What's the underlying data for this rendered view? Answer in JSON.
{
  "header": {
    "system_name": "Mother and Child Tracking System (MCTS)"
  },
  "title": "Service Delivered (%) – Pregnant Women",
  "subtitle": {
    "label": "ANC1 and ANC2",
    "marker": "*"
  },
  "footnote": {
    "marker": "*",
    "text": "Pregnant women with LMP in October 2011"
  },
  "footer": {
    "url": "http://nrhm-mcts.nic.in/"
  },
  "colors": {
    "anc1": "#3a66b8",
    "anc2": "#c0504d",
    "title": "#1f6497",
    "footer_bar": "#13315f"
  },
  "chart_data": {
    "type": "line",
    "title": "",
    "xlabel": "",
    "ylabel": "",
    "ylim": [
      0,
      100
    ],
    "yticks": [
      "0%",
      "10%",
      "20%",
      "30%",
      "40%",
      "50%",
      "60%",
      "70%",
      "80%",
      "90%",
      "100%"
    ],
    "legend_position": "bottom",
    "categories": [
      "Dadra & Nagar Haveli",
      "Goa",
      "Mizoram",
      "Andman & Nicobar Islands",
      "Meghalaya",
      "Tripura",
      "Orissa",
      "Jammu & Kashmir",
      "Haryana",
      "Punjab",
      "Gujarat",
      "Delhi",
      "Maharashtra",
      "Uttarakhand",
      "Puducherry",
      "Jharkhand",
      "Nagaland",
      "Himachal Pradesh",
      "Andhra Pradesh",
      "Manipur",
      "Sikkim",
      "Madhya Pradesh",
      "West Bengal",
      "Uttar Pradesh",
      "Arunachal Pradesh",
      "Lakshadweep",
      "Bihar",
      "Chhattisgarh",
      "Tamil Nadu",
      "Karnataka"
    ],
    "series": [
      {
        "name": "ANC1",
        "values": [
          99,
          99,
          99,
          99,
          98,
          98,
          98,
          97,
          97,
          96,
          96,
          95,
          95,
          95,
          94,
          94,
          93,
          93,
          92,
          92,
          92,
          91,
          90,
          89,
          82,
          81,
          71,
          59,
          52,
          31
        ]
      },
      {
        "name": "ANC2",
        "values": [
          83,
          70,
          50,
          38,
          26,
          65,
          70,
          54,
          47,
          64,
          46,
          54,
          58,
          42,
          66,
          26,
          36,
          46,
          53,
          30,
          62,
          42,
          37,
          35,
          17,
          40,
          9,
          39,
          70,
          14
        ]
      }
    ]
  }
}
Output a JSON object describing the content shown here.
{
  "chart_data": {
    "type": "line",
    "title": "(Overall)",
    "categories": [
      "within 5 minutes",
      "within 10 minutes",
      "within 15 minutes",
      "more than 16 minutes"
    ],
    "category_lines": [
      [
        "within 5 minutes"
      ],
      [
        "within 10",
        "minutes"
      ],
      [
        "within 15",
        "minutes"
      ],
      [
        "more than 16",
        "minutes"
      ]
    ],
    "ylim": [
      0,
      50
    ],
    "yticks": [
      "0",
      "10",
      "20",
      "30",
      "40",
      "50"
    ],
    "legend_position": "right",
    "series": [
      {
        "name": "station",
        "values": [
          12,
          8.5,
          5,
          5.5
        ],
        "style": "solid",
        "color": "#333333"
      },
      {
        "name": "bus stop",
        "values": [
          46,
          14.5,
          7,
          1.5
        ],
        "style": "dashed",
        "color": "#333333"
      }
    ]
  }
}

· · ·

THE EXERCISE: Write out every entry verbatim.

THE RESPONSE:
What's the underlying data for this rendered view? Answer in JSON.
{
  "header": {
    "system_name": "Mother and Child Tracking System (MCTS)"
  },
  "title": "Service Delivered (%) – Pregnant Women",
  "subtitle": {
    "label": "ANC1 and ANC2",
    "marker": "*"
  },
  "footnote": {
    "marker": "*",
    "text": "Pregnant women with LMP in October 2011"
  },
  "footer": {
    "url": "http://nrhm-mcts.nic.in/"
  },
  "colors": {
    "anc1": "#3a66b8",
    "anc2": "#c0504d",
    "title": "#1f6497",
    "footer_bar": "#13315f"
  },
  "chart_data": {
    "type": "line",
    "title": "",
    "xlabel": "",
    "ylabel": "",
    "ylim": [
      0,
      100
    ],
    "yticks": [
      "0%",
      "10%",
      "20%",
      "30%",
      "40%",
      "50%",
      "60%",
      "70%",
      "80%",
      "90%",
      "100%"
    ],
    "legend_position": "bottom",
    "categories": [
      "Dadra & Nagar Haveli",
      "Goa",
      "Mizoram",
      "Andman & Nicobar Islands",
      "Meghalaya",
      "Tripura",
      "Orissa",
      "Jammu & Kashmir",
      "Haryana",
      "Punjab",
      "Gujarat",
      "Delhi",
      "Maharashtra",
      "Uttarakhand",
      "Puducherry",
      "Jharkhand",
      "Nagaland",
      "Himachal Pradesh",
      "Andhra Pradesh",
      "Manipur",
      "Sikkim",
      "Madhya Pradesh",
      "West Bengal",
      "Uttar Pradesh",
      "Arunachal Pradesh",
      "Lakshadweep",
      "Bihar",
      "Chhattisgarh",
      "Tamil Nadu",
      "Karnataka"
    ],
    "series": [
      {
        "name": "ANC1",
        "values": [
          99,
          99,
          99,
          99,
          98,
          98,
          98,
          97,
          97,
          96,
          96,
          95,
          95,
          95,
          94,
          94,
          93,
          93,
          92,
          92,
          92,
          91,
          90,
          89,
          82,
          81,
          71,
          59,
          52,
          31
        ]
      },
      {
        "name": "ANC2",
        "values": [
          83,
          70,
          50,
          38,
          26,
          65,
          70,
          54,
          47,
          64,
          46,
          54,
          58,
          42,
          66,
          26,
          36,
          46,
          53,
          30,
          62,
          42,
          37,
          35,
          17,
          40,
          9,
          39,
          70,
          14
        ]
      }
    ]
  }
}
Output a JSON object describing the content shown here.
{
  "chart_data": {
    "type": "line",
    "title": "(Overall)",
    "categories": [
      "within 5 minutes",
      "within 10 minutes",
      "within 15 minutes",
      "more than 16 minutes"
    ],
    "category_lines": [
      [
        "within 5 minutes"
      ],
      [
        "within 10",
        "minutes"
      ],
      [
        "within 15",
        "minutes"
      ],
      [
        "more than 16",
        "minutes"
      ]
    ],
    "ylim": [
      0,
      50
    ],
    "yticks": [
      "0",
      "10",
      "20",
      "30",
      "40",
      "50"
    ],
    "legend_position": "right",
    "series": [
      {
        "name": "station",
        "values": [
          12,
          8.5,
          5,
          5.5
        ],
        "style": "solid",
        "color": "#333333"
      },
      {
        "name": "bus stop",
        "values": [
          46,
          14.5,
          7,
          1.5
        ],
        "style": "dashed",
        "color": "#333333"
      }
    ]
  }
}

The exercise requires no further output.